::: Supplied text

[Haskell-beginners] Data.Foldable's foldr'
fmaste at gmail.com
Thu Jun 16 22:12:12 CEST 2011
Thanks Yitzchak and Daniel (again)
I think I looked at this code in a non-functional way! I was expecting, no
matter what, the fold to return a value and not a function, so my head, or
HHC (Head Haskell Compiler), was throwing a syntax error!
This is one crazy little example
id id id id id ... id x
On Wed, Jun 15, 2011 at 12:38 PM, Yitzchak Gale <gale at sefer.org> wrote:
> Federico Mastellone wrote:
> > foldl :: (a -> b -> a) -> a -> t b -> a
> > Them, outside of the class, foldr' is defined like this:
> > -- | Fold over the elements of a structure,
> > -- associating to the right, but strictly.

::::::

* _Jobs_:
(a) In the mailing-list post about foldr', what did the writer expect the fold to return, no matter what?
(b) Update the entries from the line with "log-scale-icon-bar — [78, 882, 104, 885]" to the line with "x-tick-label: 40k — [189, 421, 216, 435]", changing "log-scale-button" to "log-scale-toggle", and give back only those lines.
The text and the entries were drawn from separate sources.

::: Listing

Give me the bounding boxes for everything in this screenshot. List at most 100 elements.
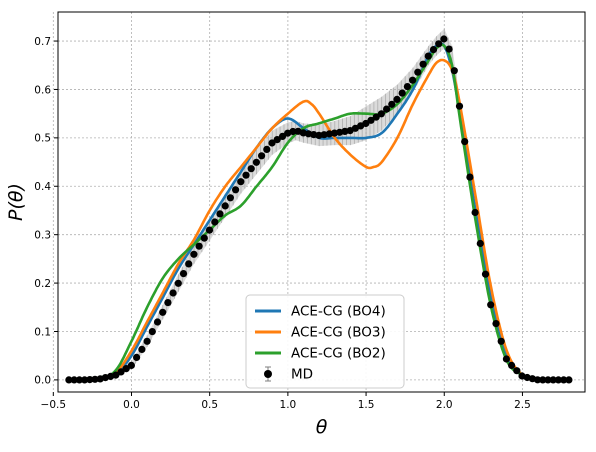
y-axis-title: P(θ) (5, 183, 27, 221)
md-point (424, 52, 432, 60)
md-point (481, 270, 490, 278)
md-point (492, 320, 500, 328)
md-point (216, 210, 224, 218)
md-point (81, 376, 89, 384)
y-tick-label: 0.4 (34, 181, 51, 193)
md-point (367, 116, 375, 124)
y-tick-label: 0.7 (34, 36, 51, 48)
md-point (268, 139, 276, 147)
md-point (148, 328, 156, 336)
md-point (211, 218, 219, 226)
md-point (565, 376, 573, 384)
series-line (68, 43, 570, 382)
md-point (174, 279, 182, 287)
md-point (497, 337, 505, 345)
md-point (200, 234, 208, 242)
x-tick-label: −0.5 (41, 399, 67, 411)
md-point (487, 301, 495, 309)
md-point (247, 165, 255, 173)
md-point (471, 208, 479, 217)
md-point (252, 158, 260, 166)
md-point (75, 376, 83, 384)
md-point (221, 202, 229, 210)
md-point (476, 239, 484, 248)
md-point (190, 250, 198, 258)
md-point (232, 186, 240, 194)
md-point (383, 105, 391, 113)
md-point (164, 299, 172, 307)
md-point (86, 376, 94, 384)
legend: ACE-CG (BO4) ACE-CG (BO3) ACE-CG (BO2) MD (245, 294, 405, 389)
y-tick-label: 0.1 (34, 326, 51, 338)
md-point (409, 76, 417, 84)
md-point (388, 100, 396, 108)
md-point (117, 368, 125, 376)
y-tick-label: 0.5 (34, 133, 51, 145)
x-tick-label: 0.0 (123, 399, 140, 411)
md-point (179, 270, 188, 278)
md-point (393, 95, 401, 103)
x-tick-label: 2.0 (436, 399, 453, 411)
md-point (544, 376, 552, 384)
md-point (237, 178, 245, 186)
md-point (502, 355, 510, 363)
md-point (70, 376, 78, 384)
md-point (195, 242, 203, 250)
series-line (68, 58, 570, 382)
legend-label: MD (291, 367, 313, 383)
md-point (226, 194, 234, 202)
md-point (133, 353, 141, 361)
md-point (242, 171, 250, 179)
md-point (122, 365, 130, 373)
md-point (398, 89, 406, 97)
md-point (169, 289, 177, 297)
x-tick-label: 2.5 (514, 399, 531, 411)
md-point (258, 152, 266, 160)
md-point (549, 376, 557, 384)
md-point (138, 345, 146, 353)
md-point (414, 68, 422, 76)
md-point (513, 367, 521, 375)
md-point (153, 318, 162, 326)
md-point (554, 376, 563, 384)
legend-label: ACE-CG (BO4) (291, 304, 386, 320)
md-point (289, 127, 297, 136)
md-point (273, 136, 281, 144)
md-point (461, 138, 469, 146)
md-point (455, 102, 464, 110)
md-point (263, 145, 271, 153)
md-point (278, 132, 287, 140)
md-point (560, 376, 568, 384)
x-tick-label: 1.0 (280, 399, 297, 411)
md-point (205, 226, 214, 234)
md-point (450, 67, 458, 75)
legend-label: ACE-CG (BO3) (291, 325, 386, 341)
axis-ticks: −0.5 0.0 0.5 1.0 1.5 2.0 2.5 0.0 0.1 0.2 0.3 0.4 0.5… (34, 36, 531, 411)
md-point (419, 60, 427, 68)
y-tick-label: 0.6 (34, 84, 51, 96)
x-axis-title: θ (316, 416, 328, 438)
md-point (127, 361, 135, 369)
md-point (112, 371, 120, 379)
legend-box (245, 294, 405, 389)
md-point (508, 361, 516, 369)
md-point (377, 110, 385, 118)
md-point (429, 46, 438, 54)
legend-label: ACE-CG (BO2) (291, 346, 386, 362)
plot-frame (57, 11, 586, 393)
md-points (65, 35, 573, 384)
x-tick-label: 0.5 (201, 399, 218, 411)
x-tick-label: 1.5 (358, 399, 375, 411)
md-point (539, 376, 547, 384)
md-point (372, 113, 380, 121)
md-point (65, 376, 73, 384)
md-point (435, 40, 443, 48)
md-point (466, 173, 474, 181)
md-point (445, 45, 453, 53)
y-tick-label: 0.2 (34, 278, 51, 290)
legend-md-marker (264, 370, 272, 378)
md-point (185, 260, 193, 268)
y-tick-label: 0.3 (34, 229, 51, 241)
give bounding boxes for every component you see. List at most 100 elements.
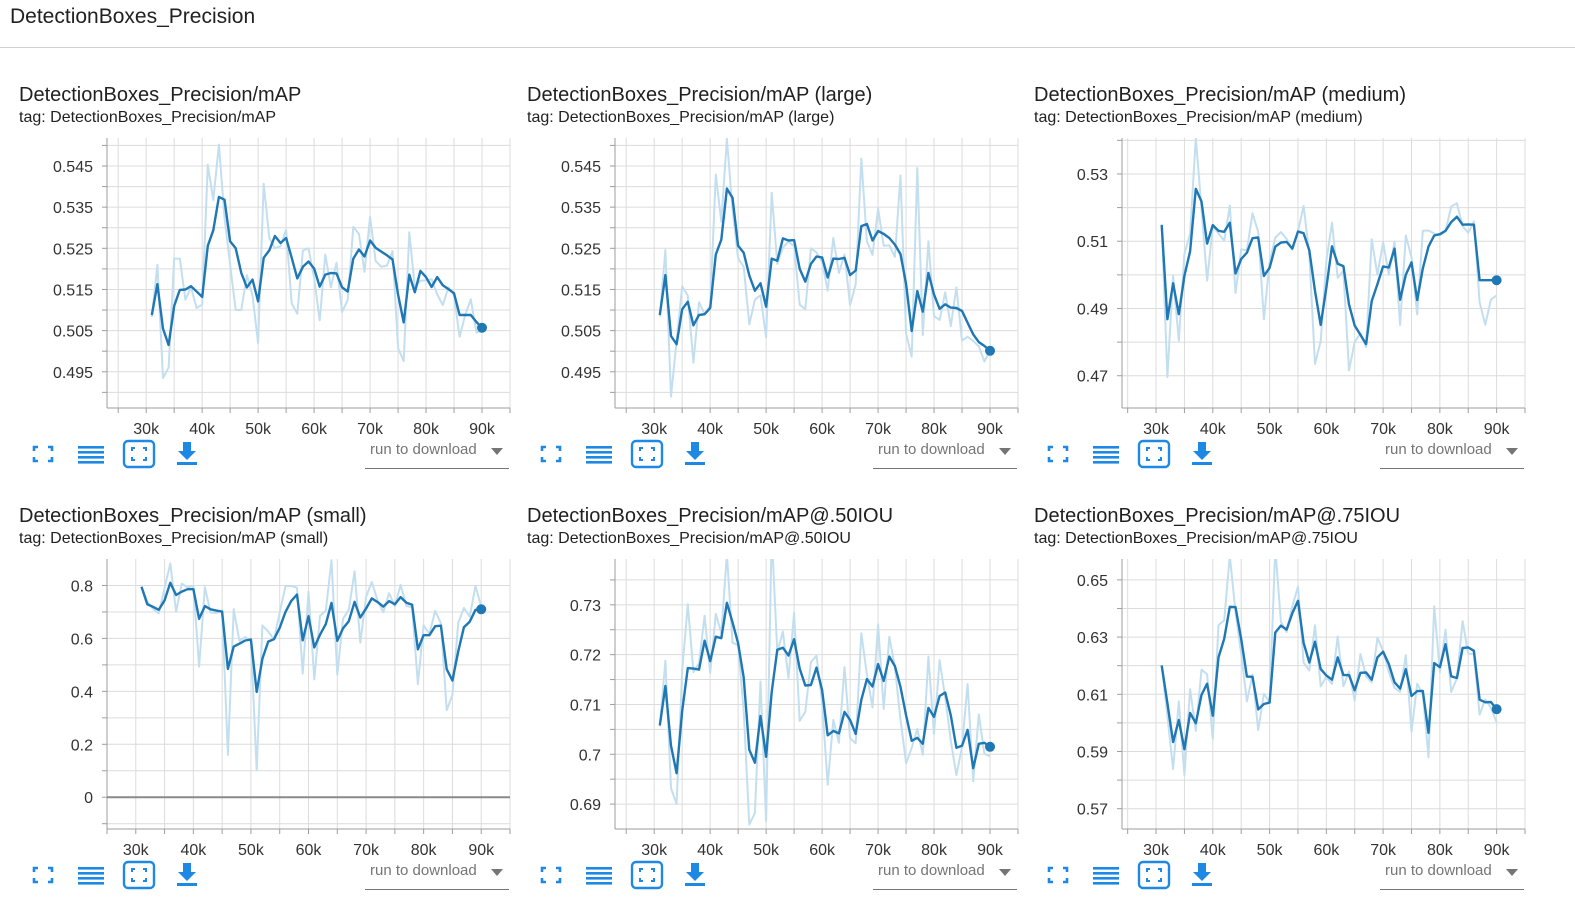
log-scale-icon-bar — [78, 882, 104, 885]
y-tick-label: 0.525 — [53, 241, 93, 258]
fullscreen-button[interactable] — [1040, 859, 1076, 891]
log-scale-button[interactable] — [1088, 438, 1124, 470]
fit-domain-button[interactable] — [629, 438, 665, 470]
x-tick-label: 50k — [753, 842, 780, 856]
log-scale-icon — [78, 867, 104, 885]
fullscreen-button[interactable] — [25, 438, 61, 470]
y-tick-label: 0.8 — [71, 578, 93, 595]
fullscreen-button[interactable] — [25, 859, 61, 891]
y-tick-label: 0.63 — [1077, 630, 1108, 647]
run-to-download-select[interactable]: run to download — [365, 438, 509, 469]
log-scale-button[interactable] — [581, 859, 617, 891]
log-scale-button[interactable] — [581, 438, 617, 470]
log-scale-button[interactable] — [73, 859, 109, 891]
chevron-down-icon — [999, 448, 1011, 455]
x-tick-label: 40k — [189, 421, 216, 435]
card-tag: tag: DetectionBoxes_Precision/mAP@.75IOU — [1034, 530, 1358, 547]
y-tick-label: 0.6 — [71, 631, 93, 648]
fullscreen-icon-path — [32, 445, 54, 463]
x-tick-label: 60k — [1313, 421, 1340, 435]
fit-domain-icon-corners — [1146, 447, 1162, 461]
chart-plot: 30k 40k 50k 60k 70k 80k 90k 0.57 0.59 0.61 0.63 0.6… — [1077, 559, 1526, 856]
y-tick-label: 0 — [84, 790, 93, 807]
y-tick-label: 0.4 — [71, 684, 93, 701]
log-scale-icon — [1093, 446, 1119, 464]
log-scale-button[interactable] — [1088, 859, 1124, 891]
x-tick-label: 90k — [977, 842, 1004, 856]
run-to-download-label: run to download — [878, 862, 985, 879]
download-icon-arrow — [686, 863, 704, 881]
x-tick-label: 60k — [809, 842, 836, 856]
fit-domain-button[interactable] — [121, 859, 157, 891]
log-scale-icon-bar — [78, 877, 104, 880]
grid-horizontal — [102, 144, 510, 393]
fullscreen-button[interactable] — [533, 859, 569, 891]
log-scale-icon-bar — [1093, 456, 1119, 459]
log-scale-icon-bar — [78, 461, 104, 464]
log-scale-icon — [586, 446, 612, 464]
log-scale-icon-bar — [1093, 877, 1119, 880]
run-to-download-select[interactable]: run to download — [873, 859, 1017, 890]
fit-domain-icon — [1137, 439, 1171, 469]
fit-domain-button[interactable] — [1136, 859, 1172, 891]
fit-domain-button[interactable] — [1136, 438, 1172, 470]
download-icon-base — [177, 883, 197, 886]
y-tick-label: 0.535 — [561, 200, 601, 217]
download-button[interactable] — [169, 438, 205, 470]
y-tick-label: 0.505 — [561, 324, 601, 341]
download-button[interactable] — [677, 859, 713, 891]
x-tick-label: 40k — [697, 421, 724, 435]
fit-domain-button[interactable] — [629, 859, 665, 891]
chart-toolbar: run to download — [29, 859, 509, 891]
run-to-download-label: run to download — [370, 862, 477, 879]
fullscreen-icon-path — [32, 866, 54, 884]
log-scale-icon-bar — [78, 872, 104, 875]
log-scale-button[interactable] — [73, 438, 109, 470]
download-icon-arrow — [178, 442, 196, 460]
log-scale-icon-bar — [78, 867, 104, 870]
smoothed-series-line — [1160, 187, 1497, 346]
x-tick-label: 60k — [809, 421, 836, 435]
x-tick-label: 80k — [411, 842, 438, 856]
card-tag: tag: DetectionBoxes_Precision/mAP — [19, 109, 277, 126]
download-icon-arrow — [1193, 442, 1211, 460]
section-title: DetectionBoxes_Precision — [10, 5, 256, 28]
grid-horizontal — [610, 144, 1018, 393]
smoothed-series-line — [150, 195, 483, 347]
download-icon-arrow — [686, 442, 704, 460]
fit-domain-icon-frame — [1137, 439, 1171, 469]
fullscreen-icon — [1047, 866, 1069, 884]
download-icon-arrow — [178, 863, 196, 881]
x-tick-label: 50k — [1257, 421, 1284, 435]
fit-domain-button[interactable] — [121, 438, 157, 470]
smoothed-series-line — [658, 601, 991, 775]
run-to-download-label: run to download — [370, 441, 477, 458]
card-title: DetectionBoxes_Precision/mAP@.50IOU — [527, 505, 894, 527]
chart-toolbar: run to download — [537, 438, 1017, 470]
download-button[interactable] — [1184, 859, 1220, 891]
run-to-download-label: run to download — [1385, 441, 1492, 458]
run-to-download-select[interactable]: run to download — [1380, 438, 1524, 469]
log-scale-icon-bar — [586, 882, 612, 885]
fullscreen-button[interactable] — [1040, 438, 1076, 470]
y-tick-label: 0.61 — [1077, 687, 1108, 704]
x-tick-label: 30k — [641, 842, 668, 856]
run-to-download-select[interactable]: run to download — [1380, 859, 1524, 890]
fit-domain-icon-frame — [1137, 860, 1171, 890]
log-scale-icon-bar — [586, 451, 612, 454]
download-button[interactable] — [1184, 438, 1220, 470]
chart-toolbar: run to download — [29, 438, 509, 470]
x-tick-label: 30k — [1143, 842, 1170, 856]
run-to-download-label: run to download — [878, 441, 985, 458]
x-tick-label: 80k — [1427, 842, 1454, 856]
card-tag: tag: DetectionBoxes_Precision/mAP (mediu… — [1034, 109, 1363, 126]
run-to-download-select[interactable]: run to download — [365, 859, 509, 890]
fit-domain-icon — [630, 860, 664, 890]
run-to-download-select[interactable]: run to download — [873, 438, 1017, 469]
download-button[interactable] — [169, 859, 205, 891]
download-button[interactable] — [677, 438, 713, 470]
fullscreen-button[interactable] — [533, 438, 569, 470]
fit-domain-icon-corners — [1146, 868, 1162, 882]
download-icon-base — [685, 462, 705, 465]
x-tick-label: 90k — [1484, 421, 1511, 435]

::::::

* _Expected results_:
(a) A value, not a function.

(b)
log-scale-icon-bar — [78, 882, 104, 885]
y-tick-label: 0.525 — [53, 241, 93, 258]
fullscreen-button[interactable] — [1040, 859, 1076, 891]
log-scale-toggle[interactable] — [1088, 438, 1124, 470]
fit-domain-button[interactable] — [629, 438, 665, 470]
x-tick-label: 50k — [753, 842, 780, 856]
log-scale-icon — [78, 867, 104, 885]
fullscreen-button[interactable] — [25, 438, 61, 470]
y-tick-label: 0.8 — [71, 578, 93, 595]
fullscreen-button[interactable] — [25, 859, 61, 891]
y-tick-label: 0.63 — [1077, 630, 1108, 647]
run-to-download-select[interactable]: run to download — [365, 438, 509, 469]
log-scale-toggle[interactable] — [581, 859, 617, 891]
log-scale-toggle[interactable] — [581, 438, 617, 470]
log-scale-toggle[interactable] — [73, 859, 109, 891]
chevron-down-icon — [999, 448, 1011, 455]
x-tick-label: 40k — [189, 421, 216, 435]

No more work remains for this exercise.